start Source material
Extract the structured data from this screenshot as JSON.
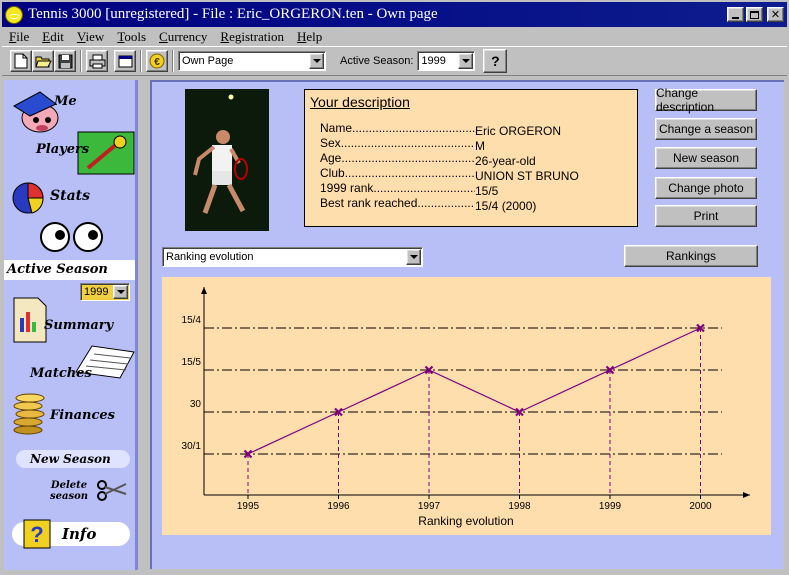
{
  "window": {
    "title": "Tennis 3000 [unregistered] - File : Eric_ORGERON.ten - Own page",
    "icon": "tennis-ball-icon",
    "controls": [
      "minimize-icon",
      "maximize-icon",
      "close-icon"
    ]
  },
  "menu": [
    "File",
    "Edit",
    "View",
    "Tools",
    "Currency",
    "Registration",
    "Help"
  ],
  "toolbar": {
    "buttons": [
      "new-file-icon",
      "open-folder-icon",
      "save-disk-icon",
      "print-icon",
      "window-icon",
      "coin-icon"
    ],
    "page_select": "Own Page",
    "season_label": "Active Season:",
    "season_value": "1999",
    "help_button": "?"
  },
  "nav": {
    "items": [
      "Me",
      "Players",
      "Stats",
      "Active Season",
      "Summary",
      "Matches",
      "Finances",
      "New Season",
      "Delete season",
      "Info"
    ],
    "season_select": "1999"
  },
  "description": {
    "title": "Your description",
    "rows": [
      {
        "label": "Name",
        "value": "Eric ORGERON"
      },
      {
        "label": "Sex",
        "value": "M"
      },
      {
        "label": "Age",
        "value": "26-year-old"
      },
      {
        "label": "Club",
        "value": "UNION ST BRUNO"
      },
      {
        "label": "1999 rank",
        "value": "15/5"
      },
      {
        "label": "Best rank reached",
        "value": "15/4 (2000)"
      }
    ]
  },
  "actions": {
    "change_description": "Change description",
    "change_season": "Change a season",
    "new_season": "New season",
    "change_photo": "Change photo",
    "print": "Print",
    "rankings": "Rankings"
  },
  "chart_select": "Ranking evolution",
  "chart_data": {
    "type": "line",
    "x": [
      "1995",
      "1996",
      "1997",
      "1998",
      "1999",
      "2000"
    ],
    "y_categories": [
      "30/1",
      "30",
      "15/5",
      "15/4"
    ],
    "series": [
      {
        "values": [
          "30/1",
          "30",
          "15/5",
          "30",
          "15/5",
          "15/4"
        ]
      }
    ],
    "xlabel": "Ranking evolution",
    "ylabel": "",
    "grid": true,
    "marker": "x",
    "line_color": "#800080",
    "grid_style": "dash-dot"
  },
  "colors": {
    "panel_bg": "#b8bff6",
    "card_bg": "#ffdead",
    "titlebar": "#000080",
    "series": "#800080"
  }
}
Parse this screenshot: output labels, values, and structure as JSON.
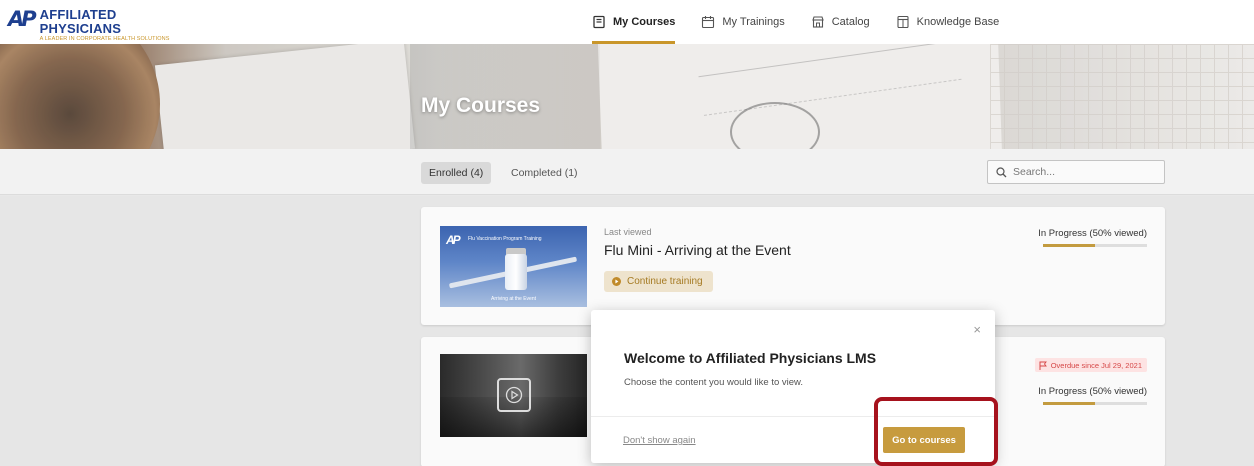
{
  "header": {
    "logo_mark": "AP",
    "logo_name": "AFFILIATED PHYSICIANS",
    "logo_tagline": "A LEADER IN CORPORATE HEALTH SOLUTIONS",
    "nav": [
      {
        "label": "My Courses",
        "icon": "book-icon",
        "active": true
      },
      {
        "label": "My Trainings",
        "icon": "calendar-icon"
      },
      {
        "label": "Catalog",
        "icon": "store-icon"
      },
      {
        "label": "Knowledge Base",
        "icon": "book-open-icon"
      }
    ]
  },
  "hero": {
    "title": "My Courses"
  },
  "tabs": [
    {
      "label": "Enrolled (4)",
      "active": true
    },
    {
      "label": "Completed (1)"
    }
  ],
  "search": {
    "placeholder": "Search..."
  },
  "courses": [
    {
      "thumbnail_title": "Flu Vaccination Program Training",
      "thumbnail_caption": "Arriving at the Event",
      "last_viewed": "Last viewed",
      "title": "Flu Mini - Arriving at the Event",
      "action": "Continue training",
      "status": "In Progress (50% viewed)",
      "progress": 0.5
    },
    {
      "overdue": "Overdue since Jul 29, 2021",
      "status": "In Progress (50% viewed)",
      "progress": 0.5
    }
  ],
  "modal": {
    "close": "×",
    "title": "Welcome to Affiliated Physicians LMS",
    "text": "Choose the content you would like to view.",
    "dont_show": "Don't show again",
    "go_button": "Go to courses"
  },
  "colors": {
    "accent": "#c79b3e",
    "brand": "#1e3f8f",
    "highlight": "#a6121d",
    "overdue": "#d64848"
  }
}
end Source material
start Source material
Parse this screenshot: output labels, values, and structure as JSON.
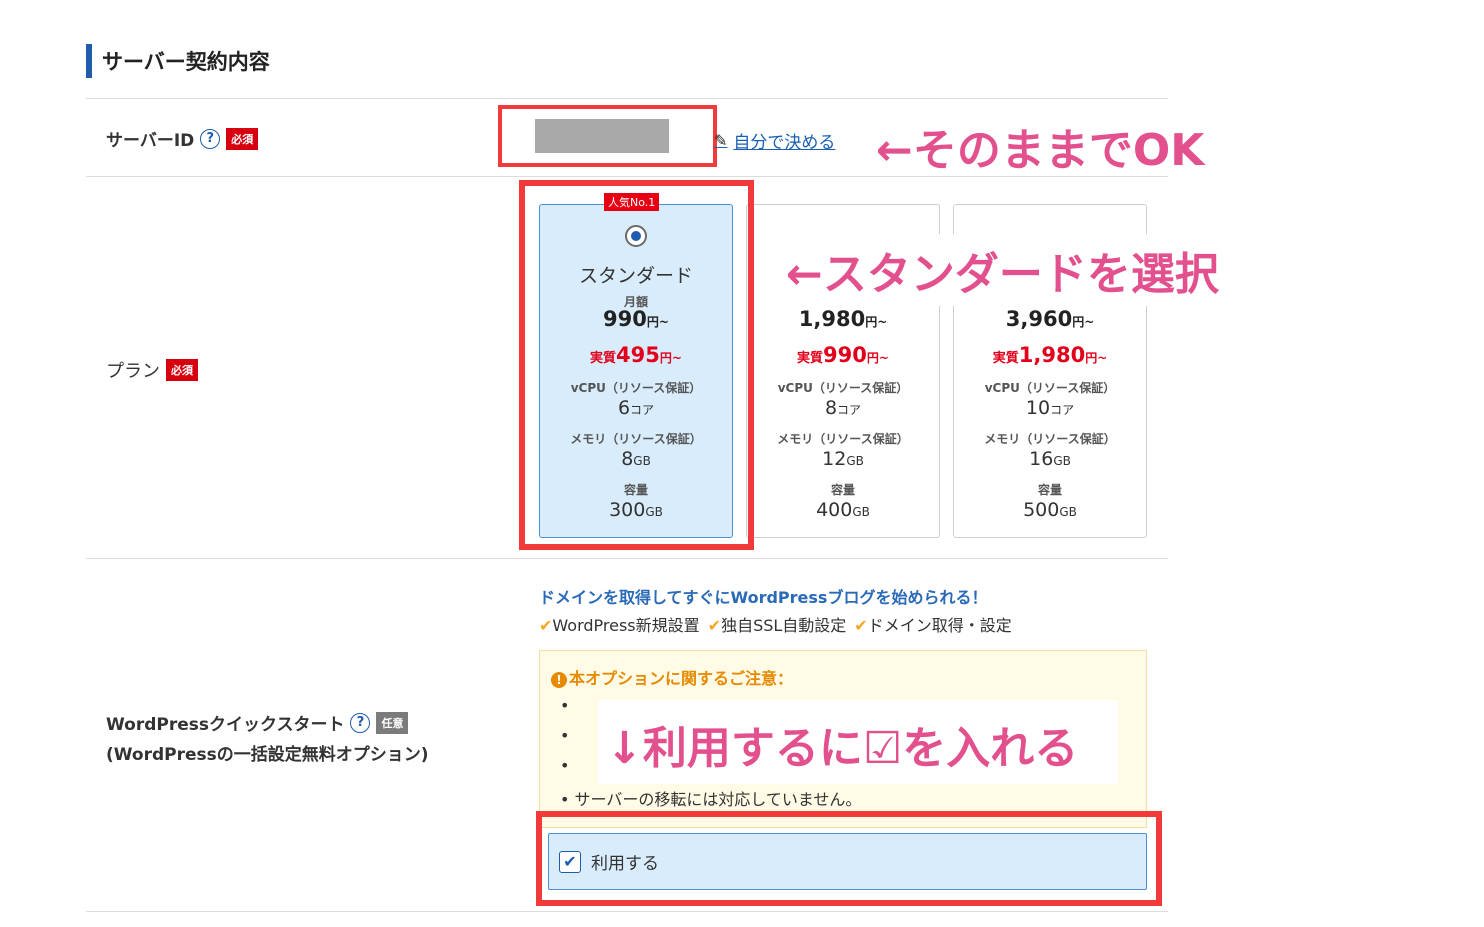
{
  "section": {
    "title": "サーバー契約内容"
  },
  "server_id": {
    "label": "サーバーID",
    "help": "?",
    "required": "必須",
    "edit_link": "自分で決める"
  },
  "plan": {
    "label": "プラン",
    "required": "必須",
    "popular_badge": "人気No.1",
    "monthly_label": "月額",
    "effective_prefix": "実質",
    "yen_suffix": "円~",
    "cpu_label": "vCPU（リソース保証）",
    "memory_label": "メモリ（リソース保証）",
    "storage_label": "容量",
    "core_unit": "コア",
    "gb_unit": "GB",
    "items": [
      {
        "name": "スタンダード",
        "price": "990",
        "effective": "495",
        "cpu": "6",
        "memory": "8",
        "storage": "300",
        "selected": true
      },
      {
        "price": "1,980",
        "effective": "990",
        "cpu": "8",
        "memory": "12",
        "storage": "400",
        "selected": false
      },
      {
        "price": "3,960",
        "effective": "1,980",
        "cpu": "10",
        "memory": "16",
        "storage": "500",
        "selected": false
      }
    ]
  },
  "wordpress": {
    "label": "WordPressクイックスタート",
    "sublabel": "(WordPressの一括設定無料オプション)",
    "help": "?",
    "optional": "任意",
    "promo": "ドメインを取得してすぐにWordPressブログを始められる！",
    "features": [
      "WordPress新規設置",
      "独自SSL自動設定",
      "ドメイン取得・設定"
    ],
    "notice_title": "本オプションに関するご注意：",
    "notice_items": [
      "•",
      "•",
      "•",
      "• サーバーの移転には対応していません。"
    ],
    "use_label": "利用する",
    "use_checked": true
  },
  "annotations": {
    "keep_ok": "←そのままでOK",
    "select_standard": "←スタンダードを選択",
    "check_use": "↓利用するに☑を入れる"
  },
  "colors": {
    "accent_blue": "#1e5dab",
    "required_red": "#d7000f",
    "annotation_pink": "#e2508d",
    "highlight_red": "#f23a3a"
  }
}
end Source material
Task requirements >> Search the records for the word "true" and copy every line where it occurs.

Complete answer >>
    "grid": true,
        "active": true
      "active": true
        "selected": true
    "use_checked": true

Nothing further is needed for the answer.